* Instructions *
(a) In the photography career post, retype the passage starting with "(Writer’s note: A" and going on through "after four months)".
(b) Answer from the photography career post:
(i) Between which years did the writer hold the jobs listed?
(ii) How many months did the writer stay at the dental school receptionist job before quitting?
(iii) How long did the writer work as a waitress before being fired?

* Document text *
My Path to a Humanitarian Photography Career (or What I Did When Photography Couldn’t Pay the Bills)
(Writer’s note: A version of this post first appeared on my personal blog.)
Like most humanitarian photographers, I haven’t always had steady work. In fact, I’ve worked all kinds of jobs to support myself while trying to build a business and confidence that I could make it as a photographer. Here’s a list of jobs I held between 2006 – 2008, when I was launching my photography career after two years of graduate school and one year on a fellowship. They’re listed in the order I landed the jobs:
- Person setting up and breaking down a kiddie obstacle course
- Person slicing up granola bars and handing them out at trade shows
- Person handing out dietary supplement samples at a food and music festival
- Part-time receptionist at a dental school (quit after eight months)
- Full-time photographer for a small studio (laid off after four months)
- Freelance photographer at a mid-sized newspaper
- Part-time substitute teacher
- Adjunct photography instructor at a community college
- Waitress (fired after two weeks)
- Freelance photographer for a couple NGOs
I wrote this list to show that sometimes you have to take work outside your field to pay your bills – and there’s absolutely nothing wrong with that. In fact, it’s a luxury to even have the choice of working in a job you love.

Layout element entries:
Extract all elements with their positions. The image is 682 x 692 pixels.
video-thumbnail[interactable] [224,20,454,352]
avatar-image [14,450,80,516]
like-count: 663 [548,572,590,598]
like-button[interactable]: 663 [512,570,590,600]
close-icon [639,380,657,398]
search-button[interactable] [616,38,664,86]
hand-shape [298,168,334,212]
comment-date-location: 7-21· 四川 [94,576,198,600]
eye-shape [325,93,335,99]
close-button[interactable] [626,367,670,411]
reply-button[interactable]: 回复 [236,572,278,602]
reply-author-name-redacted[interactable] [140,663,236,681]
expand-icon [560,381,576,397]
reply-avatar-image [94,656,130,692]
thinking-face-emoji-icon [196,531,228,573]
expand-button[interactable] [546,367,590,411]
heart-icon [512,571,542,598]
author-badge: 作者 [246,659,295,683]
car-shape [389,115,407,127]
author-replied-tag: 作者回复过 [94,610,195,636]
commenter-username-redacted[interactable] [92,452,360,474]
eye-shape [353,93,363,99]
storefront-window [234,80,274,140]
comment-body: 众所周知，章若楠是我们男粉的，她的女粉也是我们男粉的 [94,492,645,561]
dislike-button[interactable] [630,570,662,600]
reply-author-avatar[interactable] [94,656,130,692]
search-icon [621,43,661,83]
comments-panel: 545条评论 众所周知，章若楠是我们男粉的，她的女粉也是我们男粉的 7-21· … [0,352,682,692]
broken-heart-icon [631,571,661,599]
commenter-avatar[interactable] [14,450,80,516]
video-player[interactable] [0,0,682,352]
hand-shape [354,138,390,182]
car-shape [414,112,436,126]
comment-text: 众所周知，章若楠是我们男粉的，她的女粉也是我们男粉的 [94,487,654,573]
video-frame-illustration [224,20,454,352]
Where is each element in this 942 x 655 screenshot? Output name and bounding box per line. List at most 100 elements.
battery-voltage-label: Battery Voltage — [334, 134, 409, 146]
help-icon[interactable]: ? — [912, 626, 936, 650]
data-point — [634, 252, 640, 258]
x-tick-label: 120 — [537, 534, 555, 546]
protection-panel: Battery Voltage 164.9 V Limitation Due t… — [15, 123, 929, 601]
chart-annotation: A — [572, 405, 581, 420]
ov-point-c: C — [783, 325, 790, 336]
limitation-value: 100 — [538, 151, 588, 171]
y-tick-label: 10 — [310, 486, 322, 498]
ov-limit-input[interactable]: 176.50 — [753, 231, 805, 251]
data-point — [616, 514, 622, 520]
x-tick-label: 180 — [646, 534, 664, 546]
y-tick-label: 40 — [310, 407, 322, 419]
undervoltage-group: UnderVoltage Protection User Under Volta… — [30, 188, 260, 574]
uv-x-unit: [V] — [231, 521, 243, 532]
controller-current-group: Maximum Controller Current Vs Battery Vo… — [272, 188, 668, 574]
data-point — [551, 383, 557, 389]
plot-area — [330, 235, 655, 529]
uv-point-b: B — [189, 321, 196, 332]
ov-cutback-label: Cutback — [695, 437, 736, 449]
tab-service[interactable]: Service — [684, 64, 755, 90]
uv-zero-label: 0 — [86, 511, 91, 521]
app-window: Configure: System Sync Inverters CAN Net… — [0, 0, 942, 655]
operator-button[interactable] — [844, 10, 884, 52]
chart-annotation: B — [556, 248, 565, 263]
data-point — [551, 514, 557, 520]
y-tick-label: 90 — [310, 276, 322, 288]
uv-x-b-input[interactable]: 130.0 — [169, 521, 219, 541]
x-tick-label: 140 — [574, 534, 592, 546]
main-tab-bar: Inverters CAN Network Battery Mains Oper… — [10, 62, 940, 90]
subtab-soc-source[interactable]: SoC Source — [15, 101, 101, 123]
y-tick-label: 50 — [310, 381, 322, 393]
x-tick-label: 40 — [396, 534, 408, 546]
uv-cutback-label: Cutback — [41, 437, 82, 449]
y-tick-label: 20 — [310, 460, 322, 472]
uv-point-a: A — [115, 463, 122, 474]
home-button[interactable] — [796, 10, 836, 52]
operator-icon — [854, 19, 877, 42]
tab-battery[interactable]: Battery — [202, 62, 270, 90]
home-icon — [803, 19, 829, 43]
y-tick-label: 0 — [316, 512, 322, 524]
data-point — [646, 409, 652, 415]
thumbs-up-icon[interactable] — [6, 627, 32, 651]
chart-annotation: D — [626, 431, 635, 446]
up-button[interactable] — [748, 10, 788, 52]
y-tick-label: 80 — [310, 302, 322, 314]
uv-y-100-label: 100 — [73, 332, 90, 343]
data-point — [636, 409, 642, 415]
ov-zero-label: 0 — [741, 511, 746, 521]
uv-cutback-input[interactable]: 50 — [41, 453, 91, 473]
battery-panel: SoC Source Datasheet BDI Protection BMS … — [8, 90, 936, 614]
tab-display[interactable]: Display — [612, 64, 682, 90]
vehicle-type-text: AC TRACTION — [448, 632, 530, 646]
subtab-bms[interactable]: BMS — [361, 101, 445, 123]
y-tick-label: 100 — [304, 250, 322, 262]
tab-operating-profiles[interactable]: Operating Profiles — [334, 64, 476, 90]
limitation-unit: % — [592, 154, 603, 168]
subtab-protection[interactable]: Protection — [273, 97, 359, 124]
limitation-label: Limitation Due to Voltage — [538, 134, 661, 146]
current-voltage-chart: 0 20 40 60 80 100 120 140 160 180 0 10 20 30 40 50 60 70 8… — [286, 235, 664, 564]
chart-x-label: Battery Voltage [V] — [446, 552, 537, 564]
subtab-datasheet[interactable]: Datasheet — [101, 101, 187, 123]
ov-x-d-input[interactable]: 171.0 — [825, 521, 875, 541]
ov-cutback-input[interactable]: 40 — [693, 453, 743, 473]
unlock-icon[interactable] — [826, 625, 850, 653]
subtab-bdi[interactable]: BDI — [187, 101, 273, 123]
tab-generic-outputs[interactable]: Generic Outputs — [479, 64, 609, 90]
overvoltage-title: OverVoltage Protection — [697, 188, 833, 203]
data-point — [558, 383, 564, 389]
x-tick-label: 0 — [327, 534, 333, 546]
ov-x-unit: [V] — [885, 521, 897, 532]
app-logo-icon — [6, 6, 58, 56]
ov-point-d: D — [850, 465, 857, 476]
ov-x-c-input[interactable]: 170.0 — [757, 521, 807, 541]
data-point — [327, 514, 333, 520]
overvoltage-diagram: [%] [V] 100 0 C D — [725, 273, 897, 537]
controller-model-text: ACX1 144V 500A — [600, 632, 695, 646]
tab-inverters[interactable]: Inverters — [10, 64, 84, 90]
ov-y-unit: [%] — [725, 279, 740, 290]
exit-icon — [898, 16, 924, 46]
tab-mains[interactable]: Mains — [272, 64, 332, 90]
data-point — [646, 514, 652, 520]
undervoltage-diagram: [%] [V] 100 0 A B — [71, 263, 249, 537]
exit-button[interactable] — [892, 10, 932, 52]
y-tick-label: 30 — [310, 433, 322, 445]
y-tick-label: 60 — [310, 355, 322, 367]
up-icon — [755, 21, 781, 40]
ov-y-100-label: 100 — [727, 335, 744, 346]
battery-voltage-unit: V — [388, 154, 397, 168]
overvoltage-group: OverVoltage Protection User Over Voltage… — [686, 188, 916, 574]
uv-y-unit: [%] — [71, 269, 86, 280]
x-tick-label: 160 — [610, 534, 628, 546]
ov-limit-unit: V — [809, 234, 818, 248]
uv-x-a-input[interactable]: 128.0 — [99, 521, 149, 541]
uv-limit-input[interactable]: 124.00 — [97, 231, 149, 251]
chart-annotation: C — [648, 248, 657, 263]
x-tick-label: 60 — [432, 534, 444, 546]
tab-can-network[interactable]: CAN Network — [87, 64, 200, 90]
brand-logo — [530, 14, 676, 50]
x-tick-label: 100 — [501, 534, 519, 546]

* Answers for the tasks *
(a)
(Writer’s note: A version of this post first appeared on my personal blog.)
Like most humanitarian photographers, I haven’t always had steady work. In fact, I’ve worked all kinds of jobs to support myself while trying to build a business and confidence that I could make it as a photographer. Here’s a list of jobs I held between 2006 – 2008, when I was launching my photography career after two years of graduate school and one year on a fellowship. They’re listed in the order I landed the jobs:
- Person setting up and breaking down a kiddie obstacle course
- Person slicing up granola bars and handing them out at trade shows
- Person handing out dietary supplement samples at a food and music festival
- Part-time receptionist at a dental school (quit after eight months)
- Full-time photographer for a small studio (laid off after four months)

(b)
(i) 2006 and 2008
(ii) Eight months
(iii) Two weeks